Reproduce all the material exactly, minus any pictures it holds.

## Extracted data entries:

• • • • • • •

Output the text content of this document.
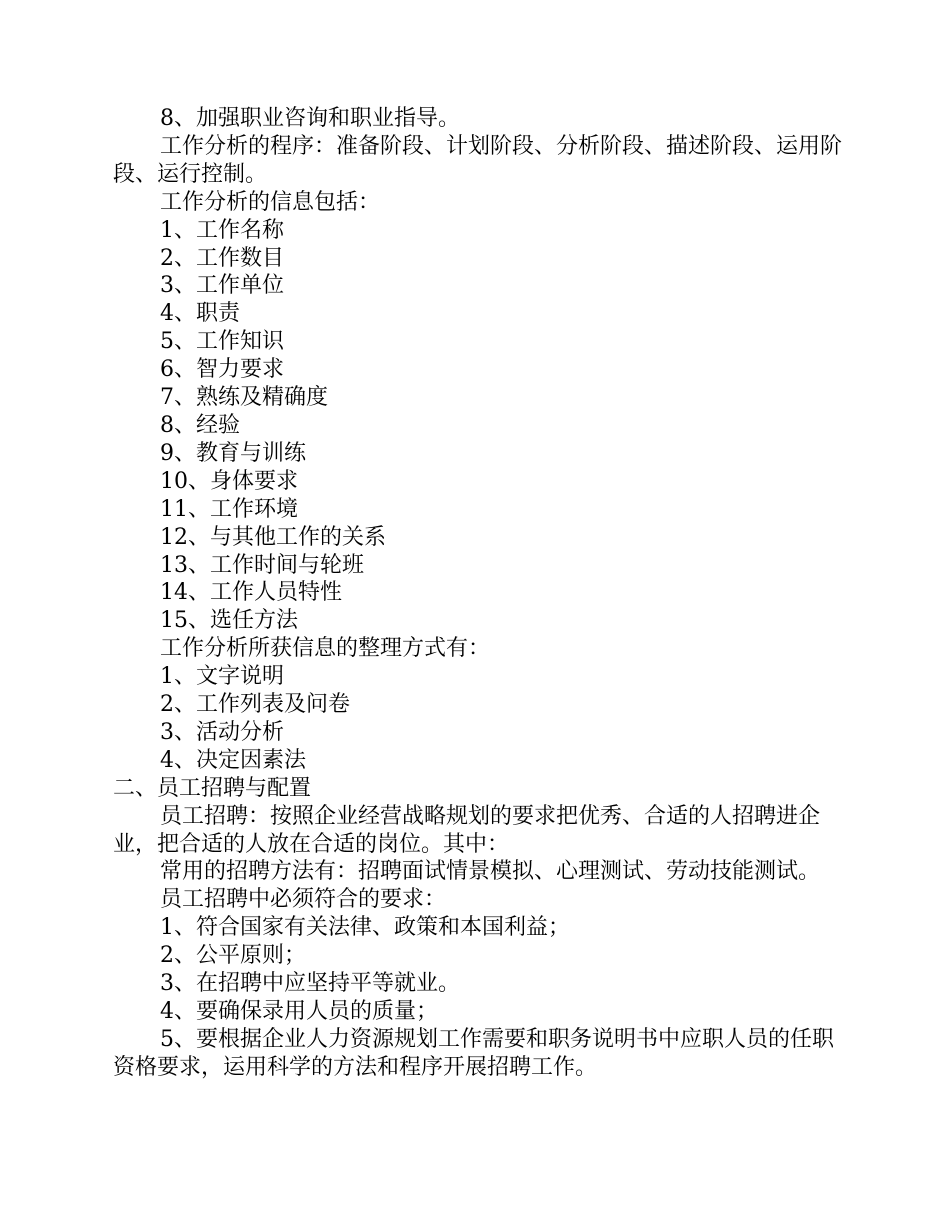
8、加强职业咨询和职业指导。

工作分析的程序：准备阶段、计划阶段、分析阶段、描述阶段、运用阶段、运行控制。

工作分析的信息包括：

1、工作名称

2、工作数目

3、工作单位

4、职责

5、工作知识

6、智力要求

7、熟练及精确度

8、经验

9、教育与训练

10、身体要求

11、工作环境

12、与其他工作的关系

13、工作时间与轮班

14、工作人员特性

15、选任方法

工作分析所获信息的整理方式有：

1、文字说明

2、工作列表及问卷

3、活动分析

4、决定因素法

二、员工招聘与配置

员工招聘：按照企业经营战略规划的要求把优秀、合适的人招聘进企业，把合适的人放在合适的岗位。其中：

常用的招聘方法有：招聘面试情景模拟、心理测试、劳动技能测试。

员工招聘中必须符合的要求：

1、符合国家有关法律、政策和本国利益；

2、公平原则；

3、在招聘中应坚持平等就业。

4、要确保录用人员的质量；

5、要根据企业人力资源规划工作需要和职务说明书中应职人员的任职资格要求，运用科学的方法和程序开展招聘工作。
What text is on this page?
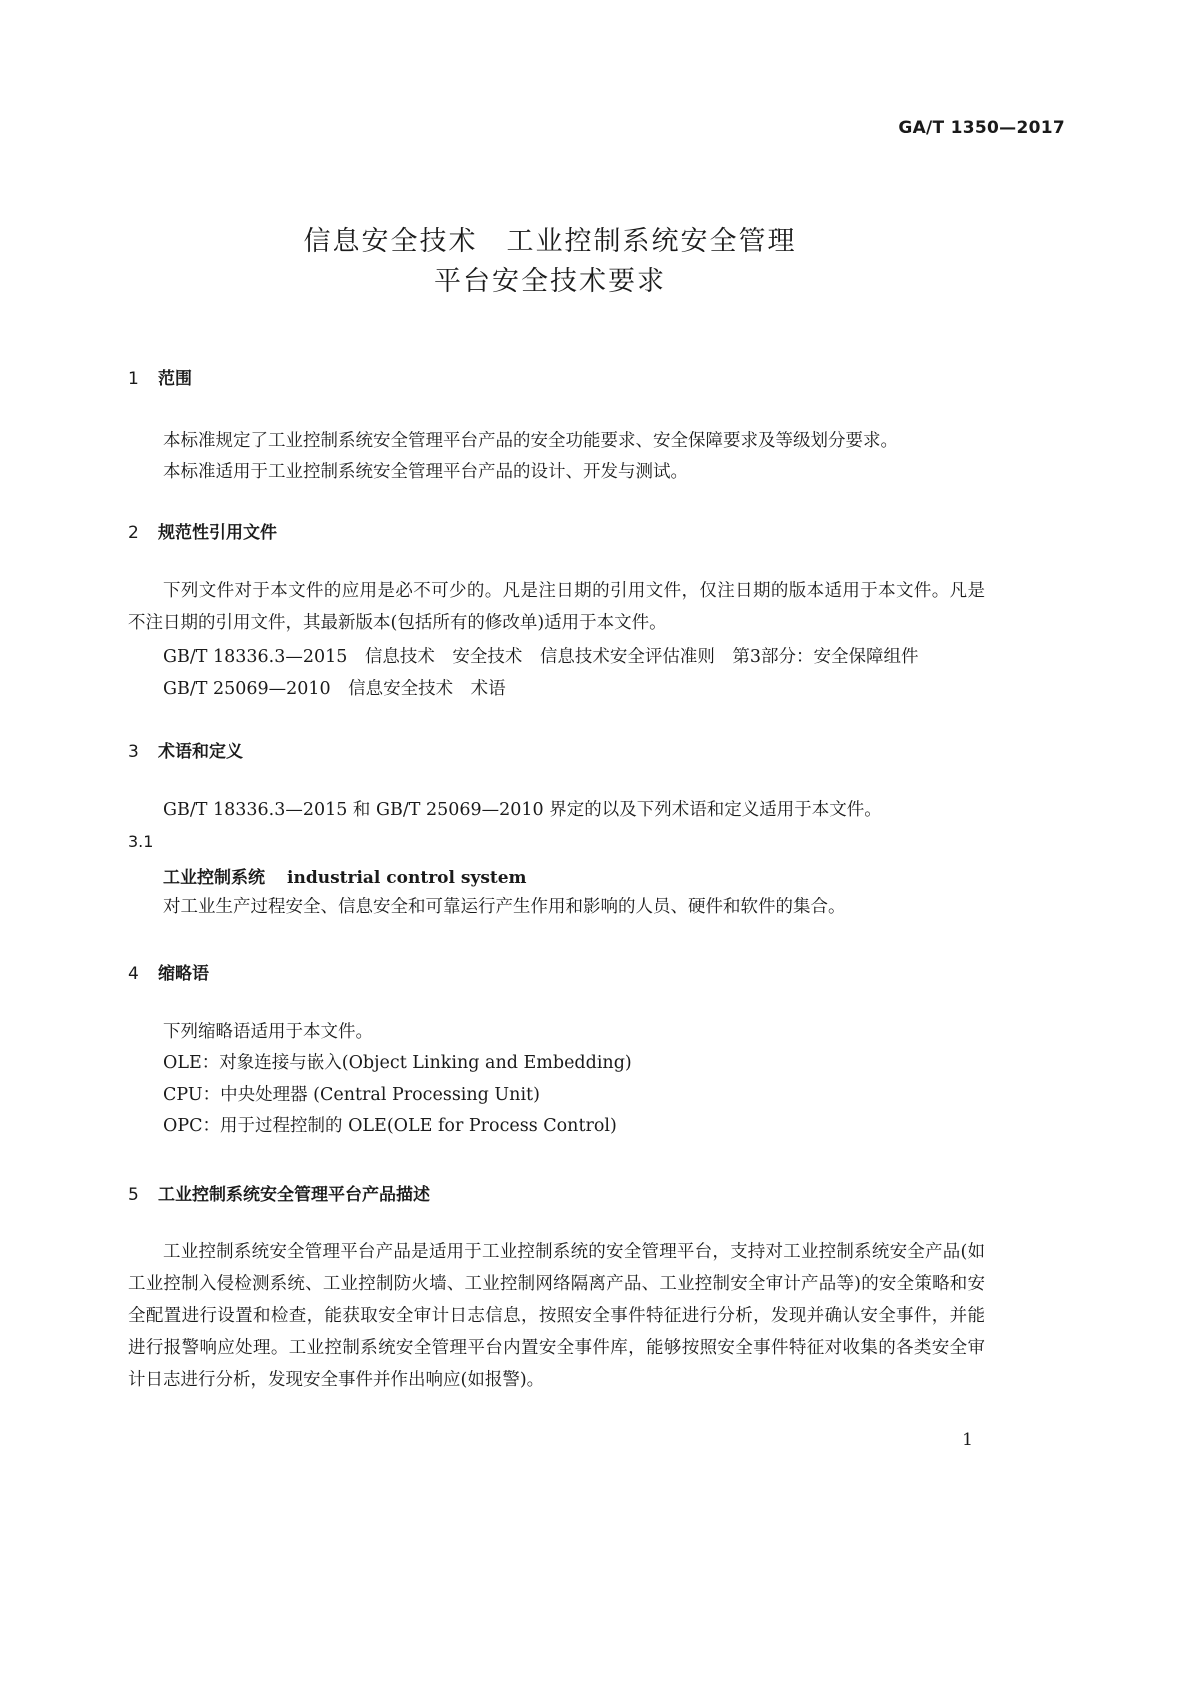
GA/T 1350—2017
信息安全技术　工业控制系统安全管理
平台安全技术要求
1 范围
本标准规定了工业控制系统安全管理平台产品的安全功能要求、安全保障要求及等级划分要求。
本标准适用于工业控制系统安全管理平台产品的设计、开发与测试。
2 规范性引用文件
下列文件对于本文件的应用是必不可少的。凡是注日期的引用文件，仅注日期的版本适用于本文件。凡是不注日期的引用文件，其最新版本(包括所有的修改单)适用于本文件。
GB/T 18336.3—2015　信息技术　安全技术　信息技术安全评估准则　第3部分：安全保障组件
GB/T 25069—2010　信息安全技术　术语
3 术语和定义
GB/T 18336.3—2015 和 GB/T 25069—2010 界定的以及下列术语和定义适用于本文件。
3.1
工业控制系统 industrial control system
对工业生产过程安全、信息安全和可靠运行产生作用和影响的人员、硬件和软件的集合。
4 缩略语
下列缩略语适用于本文件。
OLE：对象连接与嵌入(Object Linking and Embedding)
CPU：中央处理器 (Central Processing Unit)
OPC：用于过程控制的 OLE(OLE for Process Control)
5 工业控制系统安全管理平台产品描述
工业控制系统安全管理平台产品是适用于工业控制系统的安全管理平台，支持对工业控制系统安全产品(如工业控制入侵检测系统、工业控制防火墙、工业控制网络隔离产品、工业控制安全审计产品等)的安全策略和安全配置进行设置和检查，能获取安全审计日志信息，按照安全事件特征进行分析，发现并确认安全事件，并能进行报警响应处理。工业控制系统安全管理平台内置安全事件库，能够按照安全事件特征对收集的各类安全审计日志进行分析，发现安全事件并作出响应(如报警)。
1
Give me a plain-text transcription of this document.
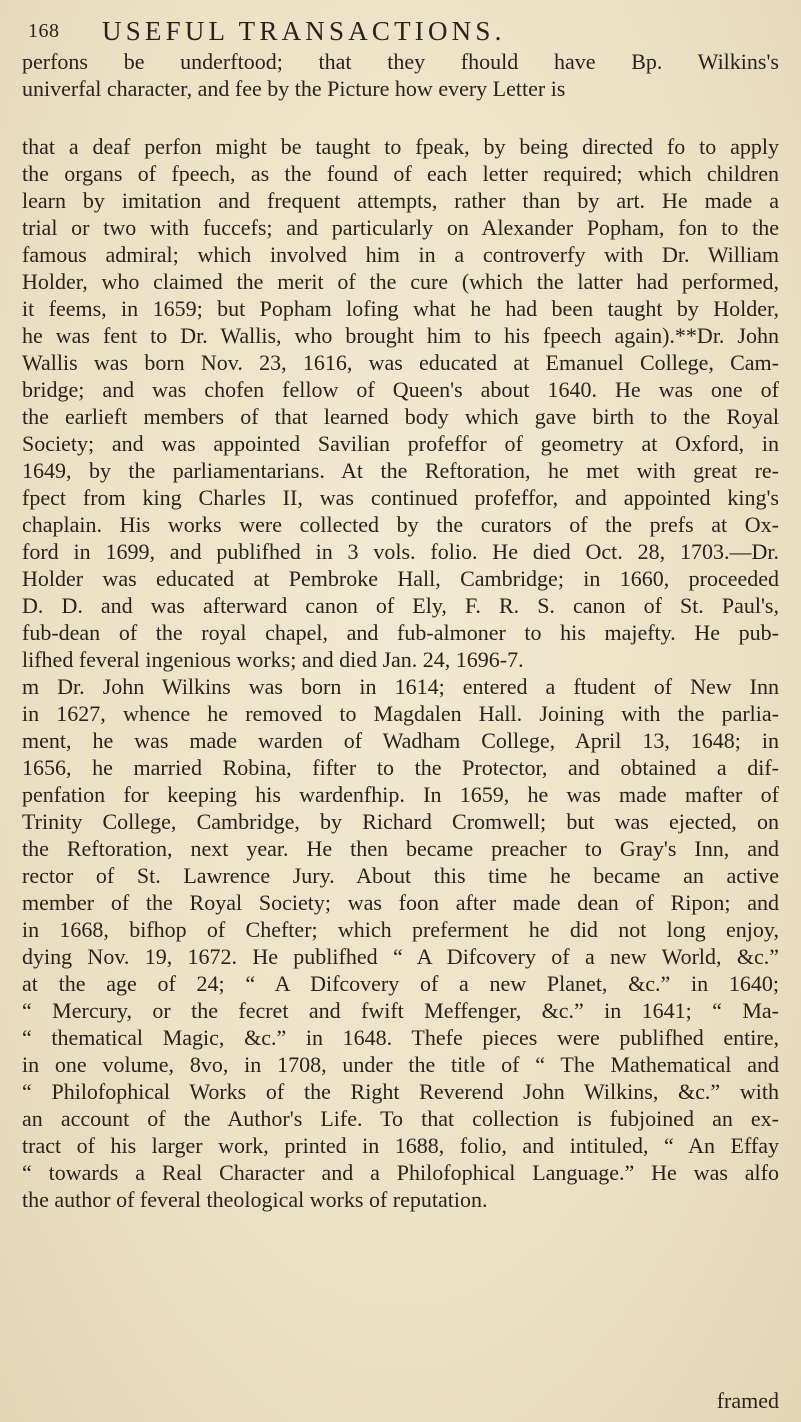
168 USEFUL TRANSACTIONS.
perfons be underftood; that they fhould have Bp. Wilkins's
univerfal character, and fee by the Picture how every Letter is
that a deaf perfon might be taught to fpeak, by being directed fo to apply
the organs of fpeech, as the found of each letter required; which children
learn by imitation and frequent attempts, rather than by art. He made a
trial or two with fuccefs; and particularly on Alexander Popham, fon to the
famous admiral; which involved him in a controverfy with Dr. William
Holder, who claimed the merit of the cure (which the latter had performed,
it feems, in 1659; but Popham lofing what he had been taught by Holder,
he was fent to Dr. Wallis, who brought him to his fpeech again).**Dr. John
Wallis was born Nov. 23, 1616, was educated at Emanuel College, Cam-
bridge; and was chofen fellow of Queen's about 1640. He was one of
the earlieft members of that learned body which gave birth to the Royal
Society; and was appointed Savilian profeffor of geometry at Oxford, in
1649, by the parliamentarians. At the Reftoration, he met with great re-
fpect from king Charles II, was continued profeffor, and appointed king's
chaplain. His works were collected by the curators of the prefs at Ox-
ford in 1699, and publifhed in 3 vols. folio. He died Oct. 28, 1703.—Dr.
Holder was educated at Pembroke Hall, Cambridge; in 1660, proceeded
D. D. and was afterward canon of Ely, F. R. S. canon of St. Paul's,
fub-dean of the royal chapel, and fub-almoner to his majefty. He pub-
lifhed feveral ingenious works; and died Jan. 24, 1696-7.
m Dr. John Wilkins was born in 1614; entered a ftudent of New Inn
in 1627, whence he removed to Magdalen Hall. Joining with the parlia-
ment, he was made warden of Wadham College, April 13, 1648; in
1656, he married Robina, fifter to the Protector, and obtained a dif-
penfation for keeping his wardenfhip. In 1659, he was made mafter of
Trinity College, Cambridge, by Richard Cromwell; but was ejected, on
the Reftoration, next year. He then became preacher to Gray's Inn, and
rector of St. Lawrence Jury. About this time he became an active
member of the Royal Society; was foon after made dean of Ripon; and
in 1668, bifhop of Chefter; which preferment he did not long enjoy,
dying Nov. 19, 1672. He publifhed “ A Difcovery of a new World, &c.”
at the age of 24; “ A Difcovery of a new Planet, &c.” in 1640;
“ Mercury, or the fecret and fwift Meffenger, &c.” in 1641; “ Ma-
“ thematical Magic, &c.” in 1648. Thefe pieces were publifhed entire,
in one volume, 8vo, in 1708, under the title of “ The Mathematical and
“ Philofophical Works of the Right Reverend John Wilkins, &c.” with
an account of the Author's Life. To that collection is fubjoined an ex-
tract of his larger work, printed in 1688, folio, and intituled, “ An Effay
“ towards a Real Character and a Philofophical Language.” He was alfo
the author of feveral theological works of reputation.
framed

• • • • • • •

## ANSWER:
Output the text content of this document.
8、加强职业咨询和职业指导。

工作分析的程序：准备阶段、计划阶段、分析阶段、描述阶段、运用阶段、运行控制。

工作分析的信息包括：

1、工作名称

2、工作数目

3、工作单位

4、职责

5、工作知识

6、智力要求

7、熟练及精确度

8、经验

9、教育与训练

10、身体要求

11、工作环境

12、与其他工作的关系

13、工作时间与轮班

14、工作人员特性

15、选任方法

工作分析所获信息的整理方式有：

1、文字说明

2、工作列表及问卷

3、活动分析

4、决定因素法

二、员工招聘与配置

员工招聘：按照企业经营战略规划的要求把优秀、合适的人招聘进企业，把合适的人放在合适的岗位。其中：

常用的招聘方法有：招聘面试情景模拟、心理测试、劳动技能测试。

员工招聘中必须符合的要求：

1、符合国家有关法律、政策和本国利益；

2、公平原则；

3、在招聘中应坚持平等就业。

4、要确保录用人员的质量；

5、要根据企业人力资源规划工作需要和职务说明书中应职人员的任职资格要求，运用科学的方法和程序开展招聘工作。
What text is on this page?
GA/T 1350—2017
信息安全技术　工业控制系统安全管理
平台安全技术要求
1 范围
本标准规定了工业控制系统安全管理平台产品的安全功能要求、安全保障要求及等级划分要求。
本标准适用于工业控制系统安全管理平台产品的设计、开发与测试。
2 规范性引用文件
下列文件对于本文件的应用是必不可少的。凡是注日期的引用文件，仅注日期的版本适用于本文件。凡是不注日期的引用文件，其最新版本(包括所有的修改单)适用于本文件。
GB/T 18336.3—2015　信息技术　安全技术　信息技术安全评估准则　第3部分：安全保障组件
GB/T 25069—2010　信息安全技术　术语
3 术语和定义
GB/T 18336.3—2015 和 GB/T 25069—2010 界定的以及下列术语和定义适用于本文件。
3.1
工业控制系统 industrial control system
对工业生产过程安全、信息安全和可靠运行产生作用和影响的人员、硬件和软件的集合。
4 缩略语
下列缩略语适用于本文件。
OLE：对象连接与嵌入(Object Linking and Embedding)
CPU：中央处理器 (Central Processing Unit)
OPC：用于过程控制的 OLE(OLE for Process Control)
5 工业控制系统安全管理平台产品描述
工业控制系统安全管理平台产品是适用于工业控制系统的安全管理平台，支持对工业控制系统安全产品(如工业控制入侵检测系统、工业控制防火墙、工业控制网络隔离产品、工业控制安全审计产品等)的安全策略和安全配置进行设置和检查，能获取安全审计日志信息，按照安全事件特征进行分析，发现并确认安全事件，并能进行报警响应处理。工业控制系统安全管理平台内置安全事件库，能够按照安全事件特征对收集的各类安全审计日志进行分析，发现安全事件并作出响应(如报警)。
1
Give me a plain-text transcription of this document.
168 USEFUL TRANSACTIONS.
perfons be underftood; that they fhould have Bp. Wilkins's
univerfal character, and fee by the Picture how every Letter is
that a deaf perfon might be taught to fpeak, by being directed fo to apply
the organs of fpeech, as the found of each letter required; which children
learn by imitation and frequent attempts, rather than by art. He made a
trial or two with fuccefs; and particularly on Alexander Popham, fon to the
famous admiral; which involved him in a controverfy with Dr. William
Holder, who claimed the merit of the cure (which the latter had performed,
it feems, in 1659; but Popham lofing what he had been taught by Holder,
he was fent to Dr. Wallis, who brought him to his fpeech again).**Dr. John
Wallis was born Nov. 23, 1616, was educated at Emanuel College, Cam-
bridge; and was chofen fellow of Queen's about 1640. He was one of
the earlieft members of that learned body which gave birth to the Royal
Society; and was appointed Savilian profeffor of geometry at Oxford, in
1649, by the parliamentarians. At the Reftoration, he met with great re-
fpect from king Charles II, was continued profeffor, and appointed king's
chaplain. His works were collected by the curators of the prefs at Ox-
ford in 1699, and publifhed in 3 vols. folio. He died Oct. 28, 1703.—Dr.
Holder was educated at Pembroke Hall, Cambridge; in 1660, proceeded
D. D. and was afterward canon of Ely, F. R. S. canon of St. Paul's,
fub-dean of the royal chapel, and fub-almoner to his majefty. He pub-
lifhed feveral ingenious works; and died Jan. 24, 1696-7.
m Dr. John Wilkins was born in 1614; entered a ftudent of New Inn
in 1627, whence he removed to Magdalen Hall. Joining with the parlia-
ment, he was made warden of Wadham College, April 13, 1648; in
1656, he married Robina, fifter to the Protector, and obtained a dif-
penfation for keeping his wardenfhip. In 1659, he was made mafter of
Trinity College, Cambridge, by Richard Cromwell; but was ejected, on
the Reftoration, next year. He then became preacher to Gray's Inn, and
rector of St. Lawrence Jury. About this time he became an active
member of the Royal Society; was foon after made dean of Ripon; and
in 1668, bifhop of Chefter; which preferment he did not long enjoy,
dying Nov. 19, 1672. He publifhed “ A Difcovery of a new World, &c.”
at the age of 24; “ A Difcovery of a new Planet, &c.” in 1640;
“ Mercury, or the fecret and fwift Meffenger, &c.” in 1641; “ Ma-
“ thematical Magic, &c.” in 1648. Thefe pieces were publifhed entire,
in one volume, 8vo, in 1708, under the title of “ The Mathematical and
“ Philofophical Works of the Right Reverend John Wilkins, &c.” with
an account of the Author's Life. To that collection is fubjoined an ex-
tract of his larger work, printed in 1688, folio, and intituled, “ An Effay
“ towards a Real Character and a Philofophical Language.” He was alfo
the author of feveral theological works of reputation.
framed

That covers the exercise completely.